Problem:
Below are the records; copy each line in them that holds the word "people".

Figure record listings

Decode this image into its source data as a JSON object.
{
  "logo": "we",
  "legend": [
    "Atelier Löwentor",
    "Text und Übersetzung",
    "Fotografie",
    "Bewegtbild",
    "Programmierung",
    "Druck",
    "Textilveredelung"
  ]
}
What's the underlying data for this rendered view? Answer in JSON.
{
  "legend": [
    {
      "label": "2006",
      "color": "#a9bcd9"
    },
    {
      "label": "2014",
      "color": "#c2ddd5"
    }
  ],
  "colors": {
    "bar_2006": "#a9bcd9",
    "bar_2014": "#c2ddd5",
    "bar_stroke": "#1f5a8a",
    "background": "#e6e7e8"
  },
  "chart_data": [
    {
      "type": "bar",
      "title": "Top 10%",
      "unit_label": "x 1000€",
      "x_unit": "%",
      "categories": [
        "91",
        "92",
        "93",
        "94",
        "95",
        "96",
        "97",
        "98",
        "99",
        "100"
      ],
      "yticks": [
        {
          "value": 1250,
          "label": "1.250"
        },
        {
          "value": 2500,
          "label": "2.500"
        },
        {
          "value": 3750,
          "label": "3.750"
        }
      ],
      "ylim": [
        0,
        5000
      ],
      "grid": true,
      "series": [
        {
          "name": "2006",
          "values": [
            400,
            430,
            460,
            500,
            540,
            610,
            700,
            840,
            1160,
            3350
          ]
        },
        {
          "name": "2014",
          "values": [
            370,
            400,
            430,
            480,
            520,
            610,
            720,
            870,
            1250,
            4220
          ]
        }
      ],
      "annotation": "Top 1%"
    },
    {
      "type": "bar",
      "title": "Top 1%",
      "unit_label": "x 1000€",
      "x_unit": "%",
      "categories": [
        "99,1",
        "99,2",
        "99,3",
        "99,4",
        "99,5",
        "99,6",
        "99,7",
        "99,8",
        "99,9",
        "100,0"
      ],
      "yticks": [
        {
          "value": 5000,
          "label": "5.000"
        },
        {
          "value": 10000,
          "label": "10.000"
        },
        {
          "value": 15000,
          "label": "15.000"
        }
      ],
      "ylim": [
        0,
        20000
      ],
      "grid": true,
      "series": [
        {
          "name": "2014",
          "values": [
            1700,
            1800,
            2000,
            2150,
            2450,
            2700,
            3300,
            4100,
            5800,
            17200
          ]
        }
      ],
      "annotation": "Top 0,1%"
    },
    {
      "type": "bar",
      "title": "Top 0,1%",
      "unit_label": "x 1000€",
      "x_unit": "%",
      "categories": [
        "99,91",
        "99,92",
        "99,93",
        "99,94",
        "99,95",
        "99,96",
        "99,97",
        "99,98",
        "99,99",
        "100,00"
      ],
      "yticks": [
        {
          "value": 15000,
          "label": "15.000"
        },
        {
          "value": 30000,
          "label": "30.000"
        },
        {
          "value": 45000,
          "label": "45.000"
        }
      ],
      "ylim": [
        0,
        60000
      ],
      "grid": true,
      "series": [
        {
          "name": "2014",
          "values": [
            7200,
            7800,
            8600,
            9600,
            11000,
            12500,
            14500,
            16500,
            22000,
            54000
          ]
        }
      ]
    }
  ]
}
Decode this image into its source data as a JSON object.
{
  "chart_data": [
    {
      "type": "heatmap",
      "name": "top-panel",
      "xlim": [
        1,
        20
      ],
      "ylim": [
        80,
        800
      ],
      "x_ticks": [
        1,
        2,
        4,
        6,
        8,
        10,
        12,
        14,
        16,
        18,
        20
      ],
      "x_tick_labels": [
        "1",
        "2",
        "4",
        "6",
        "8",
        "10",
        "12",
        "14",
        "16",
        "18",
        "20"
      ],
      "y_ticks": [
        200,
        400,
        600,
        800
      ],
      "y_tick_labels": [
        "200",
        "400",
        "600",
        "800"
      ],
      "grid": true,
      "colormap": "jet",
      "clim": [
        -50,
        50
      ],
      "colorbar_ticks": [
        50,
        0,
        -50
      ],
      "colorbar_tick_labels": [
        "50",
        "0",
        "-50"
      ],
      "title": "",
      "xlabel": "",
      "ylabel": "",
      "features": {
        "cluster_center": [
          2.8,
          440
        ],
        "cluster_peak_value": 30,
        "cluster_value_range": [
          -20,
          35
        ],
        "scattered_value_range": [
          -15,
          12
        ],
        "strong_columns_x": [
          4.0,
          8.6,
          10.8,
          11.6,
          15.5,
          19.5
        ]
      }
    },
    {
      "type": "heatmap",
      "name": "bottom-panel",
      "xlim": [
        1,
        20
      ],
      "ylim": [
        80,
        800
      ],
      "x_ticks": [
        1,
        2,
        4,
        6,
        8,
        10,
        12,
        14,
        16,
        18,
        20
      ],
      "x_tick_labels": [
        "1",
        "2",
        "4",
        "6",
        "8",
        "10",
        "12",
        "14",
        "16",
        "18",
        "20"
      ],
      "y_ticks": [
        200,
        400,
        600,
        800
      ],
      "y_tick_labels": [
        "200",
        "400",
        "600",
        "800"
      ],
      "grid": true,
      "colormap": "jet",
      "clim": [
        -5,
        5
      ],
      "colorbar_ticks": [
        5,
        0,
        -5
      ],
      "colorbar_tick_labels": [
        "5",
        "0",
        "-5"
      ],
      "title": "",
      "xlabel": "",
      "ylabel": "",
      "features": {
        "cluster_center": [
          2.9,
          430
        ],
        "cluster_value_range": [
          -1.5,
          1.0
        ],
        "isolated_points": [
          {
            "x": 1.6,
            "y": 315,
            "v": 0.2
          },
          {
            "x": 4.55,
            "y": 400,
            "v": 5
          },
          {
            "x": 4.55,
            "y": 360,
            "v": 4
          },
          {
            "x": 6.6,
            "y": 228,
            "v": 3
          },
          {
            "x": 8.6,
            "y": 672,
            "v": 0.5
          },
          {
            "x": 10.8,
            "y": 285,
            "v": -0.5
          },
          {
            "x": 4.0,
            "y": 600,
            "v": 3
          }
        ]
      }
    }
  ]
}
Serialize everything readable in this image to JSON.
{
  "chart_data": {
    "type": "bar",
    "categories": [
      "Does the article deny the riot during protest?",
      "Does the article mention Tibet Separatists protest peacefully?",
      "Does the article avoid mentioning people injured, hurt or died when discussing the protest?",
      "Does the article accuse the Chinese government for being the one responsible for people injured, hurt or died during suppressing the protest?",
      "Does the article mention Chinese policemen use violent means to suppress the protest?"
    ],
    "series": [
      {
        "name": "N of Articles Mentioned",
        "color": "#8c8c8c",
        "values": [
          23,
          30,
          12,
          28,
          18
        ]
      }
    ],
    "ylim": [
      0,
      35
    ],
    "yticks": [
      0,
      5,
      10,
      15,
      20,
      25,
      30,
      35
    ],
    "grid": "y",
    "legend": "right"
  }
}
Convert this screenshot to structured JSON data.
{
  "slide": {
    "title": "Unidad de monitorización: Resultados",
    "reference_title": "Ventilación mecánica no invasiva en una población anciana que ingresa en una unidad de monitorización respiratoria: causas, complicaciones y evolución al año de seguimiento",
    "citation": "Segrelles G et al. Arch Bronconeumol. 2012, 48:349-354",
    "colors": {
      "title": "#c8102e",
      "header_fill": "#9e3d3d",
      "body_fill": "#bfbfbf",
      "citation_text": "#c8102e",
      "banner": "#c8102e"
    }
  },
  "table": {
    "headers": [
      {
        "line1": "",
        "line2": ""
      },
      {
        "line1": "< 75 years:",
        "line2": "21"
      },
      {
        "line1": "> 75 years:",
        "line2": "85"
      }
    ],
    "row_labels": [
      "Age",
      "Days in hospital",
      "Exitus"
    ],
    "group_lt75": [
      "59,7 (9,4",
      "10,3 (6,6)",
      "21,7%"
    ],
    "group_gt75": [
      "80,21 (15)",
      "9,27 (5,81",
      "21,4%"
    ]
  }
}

Final result:
      "Does the article avoid mentioning people injured, hurt or died when discussing the protest?",
      "Does the article accuse the Chinese government for being the one responsible for people injured, hurt or died during suppressing the protest?",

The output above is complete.